> _RECORDED INFORMATION_:
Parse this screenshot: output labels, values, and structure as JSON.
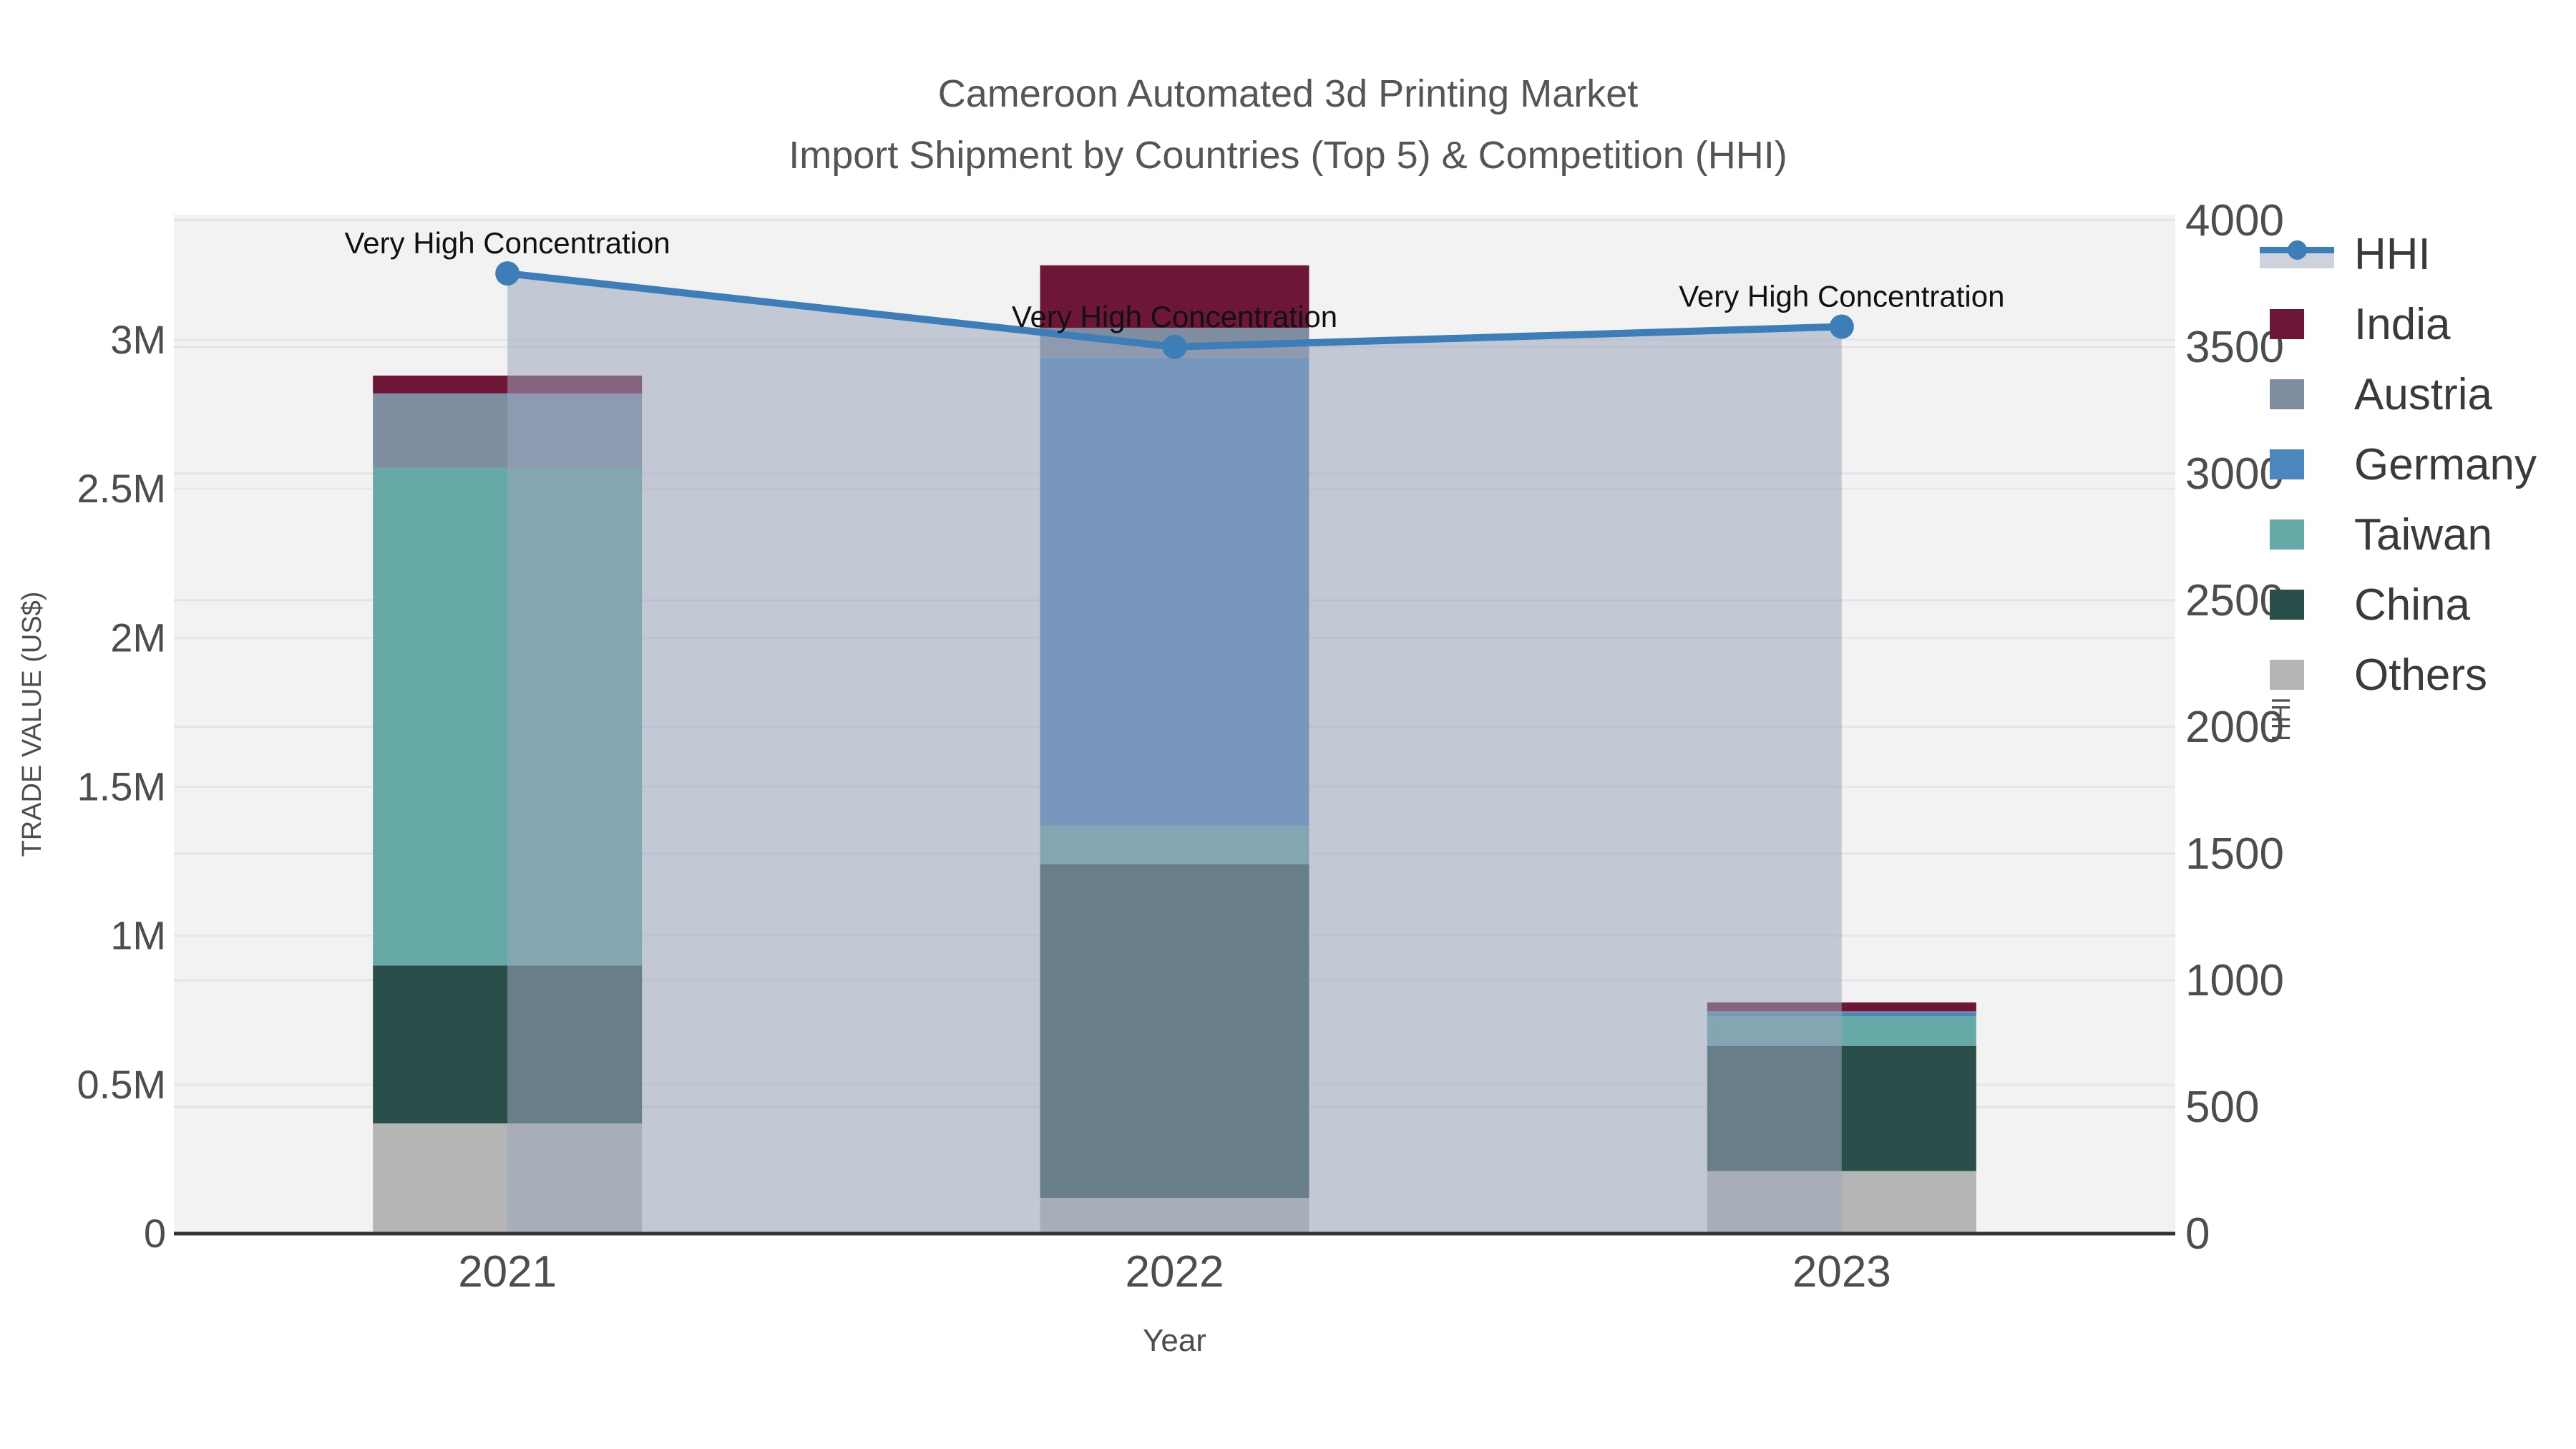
{
  "figure": {
    "title_line1": "Cameroon Automated 3d Printing Market",
    "title_line2": "Import Shipment by Countries (Top 5) & Competition (HHI)"
  },
  "chart_data": {
    "type": "stacked-bar with dual-axis line (combo)",
    "categories": [
      "2021",
      "2022",
      "2023"
    ],
    "xlabel": "Year",
    "y_left": {
      "label": "TRADE VALUE (US$)",
      "unit": "million US$",
      "lim": [
        0,
        3.42
      ],
      "tick_values": [
        0,
        0.5,
        1,
        1.5,
        2,
        2.5,
        3
      ],
      "tick_labels": [
        "0",
        "0.5M",
        "1M",
        "1.5M",
        "2M",
        "2.5M",
        "3M"
      ]
    },
    "y_right": {
      "label": "HHI",
      "lim": [
        0,
        4022
      ],
      "tick_values": [
        0,
        500,
        1000,
        1500,
        2000,
        2500,
        3000,
        3500,
        4000
      ],
      "tick_labels": [
        "0",
        "500",
        "1000",
        "1500",
        "2000",
        "2500",
        "3000",
        "3500",
        "4000"
      ]
    },
    "bar_series": [
      {
        "name": "Others",
        "color": "#b5b5b5",
        "values": [
          0.37,
          0.12,
          0.21
        ]
      },
      {
        "name": "China",
        "color": "#2a4f4b",
        "values": [
          0.53,
          1.12,
          0.42
        ]
      },
      {
        "name": "Taiwan",
        "color": "#67a9a7",
        "values": [
          1.67,
          0.13,
          0.1
        ]
      },
      {
        "name": "Germany",
        "color": "#4c86bf",
        "values": [
          0.0,
          1.57,
          0.012
        ]
      },
      {
        "name": "Austria",
        "color": "#7e8da0",
        "values": [
          0.25,
          0.1,
          0.004
        ]
      },
      {
        "name": "India",
        "color": "#6e1638",
        "values": [
          0.06,
          0.21,
          0.03
        ]
      }
    ],
    "line_series": {
      "name": "HHI",
      "axis": "right",
      "color": "#3d7eb8",
      "area_fill": "rgba(154,166,188,0.55)",
      "values": [
        3790,
        3500,
        3580
      ]
    },
    "annotations": [
      {
        "text": "Very High Concentration",
        "category": "2021"
      },
      {
        "text": "Very High Concentration",
        "category": "2022"
      },
      {
        "text": "Very High Concentration",
        "category": "2023"
      }
    ],
    "legend": [
      {
        "label": "HHI",
        "type": "line",
        "color": "#3d7eb8"
      },
      {
        "label": "India",
        "type": "swatch",
        "color": "#6e1638"
      },
      {
        "label": "Austria",
        "type": "swatch",
        "color": "#7e8da0"
      },
      {
        "label": "Germany",
        "type": "swatch",
        "color": "#4c86bf"
      },
      {
        "label": "Taiwan",
        "type": "swatch",
        "color": "#67a9a7"
      },
      {
        "label": "China",
        "type": "swatch",
        "color": "#2a4f4b"
      },
      {
        "label": "Others",
        "type": "swatch",
        "color": "#b5b5b5"
      }
    ],
    "plot_style": {
      "plot_bg": "#f2f2f2",
      "grid_left": "#e7e7e7",
      "grid_right": "#e2e2e8",
      "axis_line": "#333333",
      "tick_text": "#4d4d4d",
      "title_text": "#555555",
      "annotation_text": "#111111"
    }
  }
}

> _WORK TO DO_:
The entries above should be reproduced exactly, without their pictures.

> _CORRECT RESULT_:
Parse this screenshot: output labels, values, and structure as JSON.
{
  "figure": {
    "title_line1": "Cameroon Automated 3d Printing Market",
    "title_line2": "Import Shipment by Countries (Top 5) & Competition (HHI)"
  },
  "chart_data": {
    "type": "stacked-bar with dual-axis line (combo)",
    "categories": [
      "2021",
      "2022",
      "2023"
    ],
    "xlabel": "Year",
    "y_left": {
      "label": "TRADE VALUE (US$)",
      "unit": "million US$",
      "lim": [
        0,
        3.42
      ],
      "tick_values": [
        0,
        0.5,
        1,
        1.5,
        2,
        2.5,
        3
      ],
      "tick_labels": [
        "0",
        "0.5M",
        "1M",
        "1.5M",
        "2M",
        "2.5M",
        "3M"
      ]
    },
    "y_right": {
      "label": "HHI",
      "lim": [
        0,
        4022
      ],
      "tick_values": [
        0,
        500,
        1000,
        1500,
        2000,
        2500,
        3000,
        3500,
        4000
      ],
      "tick_labels": [
        "0",
        "500",
        "1000",
        "1500",
        "2000",
        "2500",
        "3000",
        "3500",
        "4000"
      ]
    },
    "bar_series": [
      {
        "name": "Others",
        "color": "#b5b5b5",
        "values": [
          0.37,
          0.12,
          0.21
        ]
      },
      {
        "name": "China",
        "color": "#2a4f4b",
        "values": [
          0.53,
          1.12,
          0.42
        ]
      },
      {
        "name": "Taiwan",
        "color": "#67a9a7",
        "values": [
          1.67,
          0.13,
          0.1
        ]
      },
      {
        "name": "Germany",
        "color": "#4c86bf",
        "values": [
          0.0,
          1.57,
          0.012
        ]
      },
      {
        "name": "Austria",
        "color": "#7e8da0",
        "values": [
          0.25,
          0.1,
          0.004
        ]
      },
      {
        "name": "India",
        "color": "#6e1638",
        "values": [
          0.06,
          0.21,
          0.03
        ]
      }
    ],
    "line_series": {
      "name": "HHI",
      "axis": "right",
      "color": "#3d7eb8",
      "area_fill": "rgba(154,166,188,0.55)",
      "values": [
        3790,
        3500,
        3580
      ]
    },
    "annotations": [
      {
        "text": "Very High Concentration",
        "category": "2021"
      },
      {
        "text": "Very High Concentration",
        "category": "2022"
      },
      {
        "text": "Very High Concentration",
        "category": "2023"
      }
    ],
    "legend": [
      {
        "label": "HHI",
        "type": "line",
        "color": "#3d7eb8"
      },
      {
        "label": "India",
        "type": "swatch",
        "color": "#6e1638"
      },
      {
        "label": "Austria",
        "type": "swatch",
        "color": "#7e8da0"
      },
      {
        "label": "Germany",
        "type": "swatch",
        "color": "#4c86bf"
      },
      {
        "label": "Taiwan",
        "type": "swatch",
        "color": "#67a9a7"
      },
      {
        "label": "China",
        "type": "swatch",
        "color": "#2a4f4b"
      },
      {
        "label": "Others",
        "type": "swatch",
        "color": "#b5b5b5"
      }
    ],
    "plot_style": {
      "plot_bg": "#f2f2f2",
      "grid_left": "#e7e7e7",
      "grid_right": "#e2e2e8",
      "axis_line": "#333333",
      "tick_text": "#4d4d4d",
      "title_text": "#555555",
      "annotation_text": "#111111"
    }
  }
}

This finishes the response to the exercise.